[START OF Data for the task]
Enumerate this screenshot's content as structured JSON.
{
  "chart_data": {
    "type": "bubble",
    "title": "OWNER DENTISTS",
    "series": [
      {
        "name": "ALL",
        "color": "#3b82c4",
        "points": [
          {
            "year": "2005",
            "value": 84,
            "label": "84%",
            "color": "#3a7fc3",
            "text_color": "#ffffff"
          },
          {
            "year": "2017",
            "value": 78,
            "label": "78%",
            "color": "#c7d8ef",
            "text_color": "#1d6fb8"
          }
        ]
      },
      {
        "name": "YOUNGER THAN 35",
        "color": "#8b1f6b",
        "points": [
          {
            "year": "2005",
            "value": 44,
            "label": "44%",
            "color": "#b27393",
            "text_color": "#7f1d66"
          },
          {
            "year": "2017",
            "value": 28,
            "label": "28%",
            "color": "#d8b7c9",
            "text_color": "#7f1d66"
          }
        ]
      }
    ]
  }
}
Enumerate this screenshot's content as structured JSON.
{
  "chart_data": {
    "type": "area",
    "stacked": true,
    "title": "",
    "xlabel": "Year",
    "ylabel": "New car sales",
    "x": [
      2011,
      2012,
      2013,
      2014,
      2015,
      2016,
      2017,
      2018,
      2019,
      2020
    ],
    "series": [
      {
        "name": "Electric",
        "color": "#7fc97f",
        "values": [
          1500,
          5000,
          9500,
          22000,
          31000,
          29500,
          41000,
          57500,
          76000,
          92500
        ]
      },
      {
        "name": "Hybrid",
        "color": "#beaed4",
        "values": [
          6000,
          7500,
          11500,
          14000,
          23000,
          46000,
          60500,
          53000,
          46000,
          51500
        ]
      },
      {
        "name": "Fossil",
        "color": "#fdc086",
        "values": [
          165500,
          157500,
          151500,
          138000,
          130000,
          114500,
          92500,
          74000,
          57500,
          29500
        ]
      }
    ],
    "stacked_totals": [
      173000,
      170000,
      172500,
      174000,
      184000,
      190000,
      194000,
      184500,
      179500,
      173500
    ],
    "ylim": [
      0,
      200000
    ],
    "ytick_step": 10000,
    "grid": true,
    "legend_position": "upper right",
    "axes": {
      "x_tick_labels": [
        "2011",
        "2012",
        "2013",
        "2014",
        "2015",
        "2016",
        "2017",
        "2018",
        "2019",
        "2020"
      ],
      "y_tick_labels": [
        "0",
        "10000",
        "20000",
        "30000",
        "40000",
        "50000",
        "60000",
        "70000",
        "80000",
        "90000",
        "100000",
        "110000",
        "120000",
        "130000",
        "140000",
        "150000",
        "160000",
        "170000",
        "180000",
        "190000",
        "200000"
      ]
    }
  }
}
[END OF Data for the task]
[START OF Data for the task]
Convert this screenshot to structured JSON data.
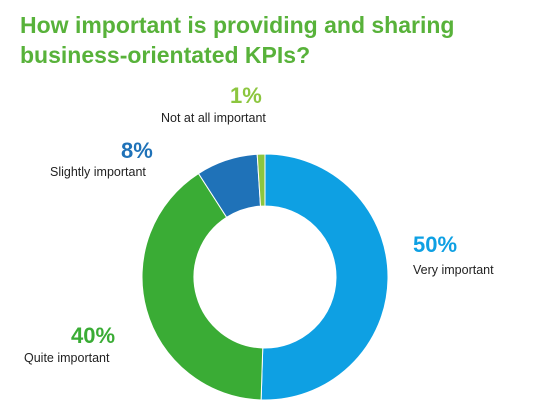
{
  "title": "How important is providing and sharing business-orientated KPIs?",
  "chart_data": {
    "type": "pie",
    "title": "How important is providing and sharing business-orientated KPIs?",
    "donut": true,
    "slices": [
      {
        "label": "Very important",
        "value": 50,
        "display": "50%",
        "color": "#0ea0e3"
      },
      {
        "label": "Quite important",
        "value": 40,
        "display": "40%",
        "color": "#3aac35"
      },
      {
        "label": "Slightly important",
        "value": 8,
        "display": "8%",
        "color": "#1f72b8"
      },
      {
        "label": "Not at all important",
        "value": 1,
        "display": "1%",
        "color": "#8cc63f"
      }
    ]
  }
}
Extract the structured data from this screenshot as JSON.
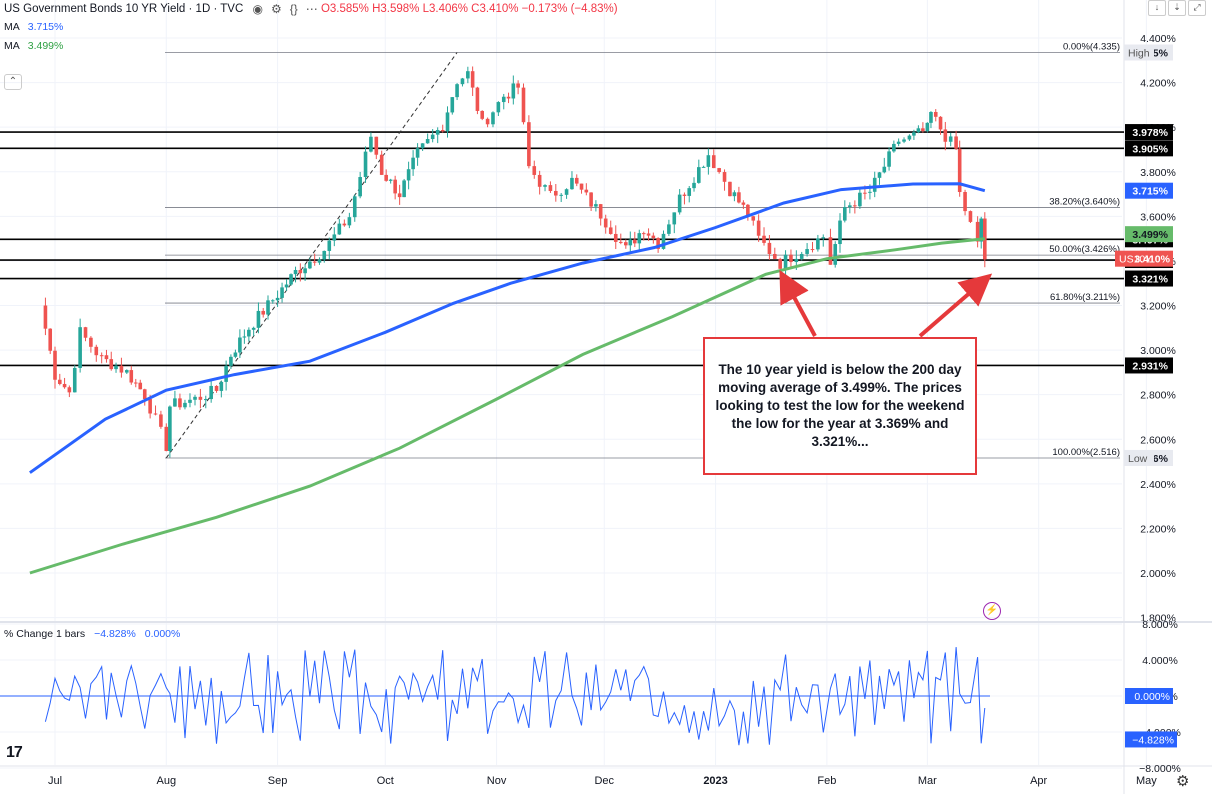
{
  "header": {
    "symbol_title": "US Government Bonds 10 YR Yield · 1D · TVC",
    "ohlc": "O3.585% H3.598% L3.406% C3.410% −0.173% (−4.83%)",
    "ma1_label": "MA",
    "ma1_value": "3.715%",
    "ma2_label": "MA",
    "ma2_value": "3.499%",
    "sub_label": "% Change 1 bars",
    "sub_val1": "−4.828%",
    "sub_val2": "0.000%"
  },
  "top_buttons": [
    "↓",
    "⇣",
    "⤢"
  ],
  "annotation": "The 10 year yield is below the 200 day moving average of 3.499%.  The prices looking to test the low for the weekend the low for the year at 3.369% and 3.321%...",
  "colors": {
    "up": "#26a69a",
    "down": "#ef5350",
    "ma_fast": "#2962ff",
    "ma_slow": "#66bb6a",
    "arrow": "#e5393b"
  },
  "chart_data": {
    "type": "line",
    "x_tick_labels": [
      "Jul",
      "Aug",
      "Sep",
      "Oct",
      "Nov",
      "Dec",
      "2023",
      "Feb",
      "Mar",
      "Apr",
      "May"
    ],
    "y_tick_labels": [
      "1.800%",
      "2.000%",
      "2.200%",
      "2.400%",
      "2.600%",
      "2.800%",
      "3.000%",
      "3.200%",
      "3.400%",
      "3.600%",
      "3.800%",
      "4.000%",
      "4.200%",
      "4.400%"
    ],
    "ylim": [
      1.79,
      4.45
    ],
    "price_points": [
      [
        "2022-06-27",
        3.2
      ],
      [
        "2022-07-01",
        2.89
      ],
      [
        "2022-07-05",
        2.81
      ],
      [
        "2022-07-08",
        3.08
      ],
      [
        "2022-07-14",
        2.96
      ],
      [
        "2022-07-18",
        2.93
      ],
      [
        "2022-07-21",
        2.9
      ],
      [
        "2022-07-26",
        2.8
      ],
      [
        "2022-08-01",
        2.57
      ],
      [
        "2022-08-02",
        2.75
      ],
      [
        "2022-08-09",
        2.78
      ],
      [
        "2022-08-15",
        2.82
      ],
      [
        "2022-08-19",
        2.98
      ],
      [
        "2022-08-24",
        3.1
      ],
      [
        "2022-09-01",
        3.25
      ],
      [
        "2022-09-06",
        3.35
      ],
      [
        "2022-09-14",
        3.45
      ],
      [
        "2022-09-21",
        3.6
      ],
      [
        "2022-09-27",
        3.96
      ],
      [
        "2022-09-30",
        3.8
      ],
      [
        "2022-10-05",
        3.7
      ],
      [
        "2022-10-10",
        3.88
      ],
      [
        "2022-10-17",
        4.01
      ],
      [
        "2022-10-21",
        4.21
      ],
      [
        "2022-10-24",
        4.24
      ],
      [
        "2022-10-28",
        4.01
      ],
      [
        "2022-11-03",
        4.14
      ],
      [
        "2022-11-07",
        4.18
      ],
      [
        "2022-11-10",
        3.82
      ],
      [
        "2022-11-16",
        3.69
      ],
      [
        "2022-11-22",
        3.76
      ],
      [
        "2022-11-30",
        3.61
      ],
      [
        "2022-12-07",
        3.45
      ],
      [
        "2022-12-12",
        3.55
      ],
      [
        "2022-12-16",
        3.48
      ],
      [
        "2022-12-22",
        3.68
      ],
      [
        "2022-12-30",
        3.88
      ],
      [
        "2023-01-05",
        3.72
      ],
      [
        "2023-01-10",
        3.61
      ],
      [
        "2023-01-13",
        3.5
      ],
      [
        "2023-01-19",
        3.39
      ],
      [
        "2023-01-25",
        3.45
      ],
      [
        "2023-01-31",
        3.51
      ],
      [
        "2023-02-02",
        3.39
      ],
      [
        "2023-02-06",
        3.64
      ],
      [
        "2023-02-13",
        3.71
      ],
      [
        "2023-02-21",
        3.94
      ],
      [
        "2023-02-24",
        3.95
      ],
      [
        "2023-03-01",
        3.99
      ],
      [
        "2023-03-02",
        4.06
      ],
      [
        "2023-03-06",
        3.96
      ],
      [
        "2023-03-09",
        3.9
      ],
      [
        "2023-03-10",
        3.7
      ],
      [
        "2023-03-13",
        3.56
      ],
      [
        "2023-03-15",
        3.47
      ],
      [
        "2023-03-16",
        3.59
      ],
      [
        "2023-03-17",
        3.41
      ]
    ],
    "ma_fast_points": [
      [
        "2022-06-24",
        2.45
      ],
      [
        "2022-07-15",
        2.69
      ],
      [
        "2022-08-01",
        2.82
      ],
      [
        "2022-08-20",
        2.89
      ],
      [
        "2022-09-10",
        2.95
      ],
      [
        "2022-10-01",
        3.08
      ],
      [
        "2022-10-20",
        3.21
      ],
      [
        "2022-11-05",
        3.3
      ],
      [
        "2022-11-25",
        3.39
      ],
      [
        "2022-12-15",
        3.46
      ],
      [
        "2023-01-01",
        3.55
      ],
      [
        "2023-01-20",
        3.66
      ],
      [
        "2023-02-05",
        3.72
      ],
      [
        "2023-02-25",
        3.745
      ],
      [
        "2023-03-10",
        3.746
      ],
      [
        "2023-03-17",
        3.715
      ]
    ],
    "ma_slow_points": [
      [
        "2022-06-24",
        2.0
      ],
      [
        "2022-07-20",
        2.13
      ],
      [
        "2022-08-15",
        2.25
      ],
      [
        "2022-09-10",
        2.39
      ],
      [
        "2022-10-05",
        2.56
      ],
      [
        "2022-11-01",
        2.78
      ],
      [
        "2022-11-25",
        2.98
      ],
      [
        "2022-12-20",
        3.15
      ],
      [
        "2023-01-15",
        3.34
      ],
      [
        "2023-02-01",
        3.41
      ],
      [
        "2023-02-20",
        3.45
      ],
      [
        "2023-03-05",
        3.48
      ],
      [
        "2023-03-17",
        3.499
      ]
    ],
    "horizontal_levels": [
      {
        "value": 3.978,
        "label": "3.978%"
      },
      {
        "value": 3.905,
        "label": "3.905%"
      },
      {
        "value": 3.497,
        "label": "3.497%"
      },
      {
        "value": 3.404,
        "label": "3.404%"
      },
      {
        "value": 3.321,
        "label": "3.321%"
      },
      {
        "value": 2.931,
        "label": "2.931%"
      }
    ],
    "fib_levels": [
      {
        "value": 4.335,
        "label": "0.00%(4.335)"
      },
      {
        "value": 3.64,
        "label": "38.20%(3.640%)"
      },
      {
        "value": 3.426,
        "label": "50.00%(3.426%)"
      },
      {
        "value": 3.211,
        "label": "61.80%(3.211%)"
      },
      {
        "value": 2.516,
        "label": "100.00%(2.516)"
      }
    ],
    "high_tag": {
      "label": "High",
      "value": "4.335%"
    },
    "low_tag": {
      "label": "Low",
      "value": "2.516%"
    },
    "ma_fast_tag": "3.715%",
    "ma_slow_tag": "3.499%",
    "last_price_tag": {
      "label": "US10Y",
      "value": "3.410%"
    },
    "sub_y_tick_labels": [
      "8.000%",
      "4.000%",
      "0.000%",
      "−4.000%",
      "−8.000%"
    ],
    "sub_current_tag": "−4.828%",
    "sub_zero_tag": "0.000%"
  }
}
[END OF Data for the task]
**Work required**
Return every line of the preceding records in which the word "sharing" appears.

**Exercise output**
  "title": "How important is providing and sharing business-orientated KPIs?",
    "title": "How important is providing and sharing business-orientated KPIs?",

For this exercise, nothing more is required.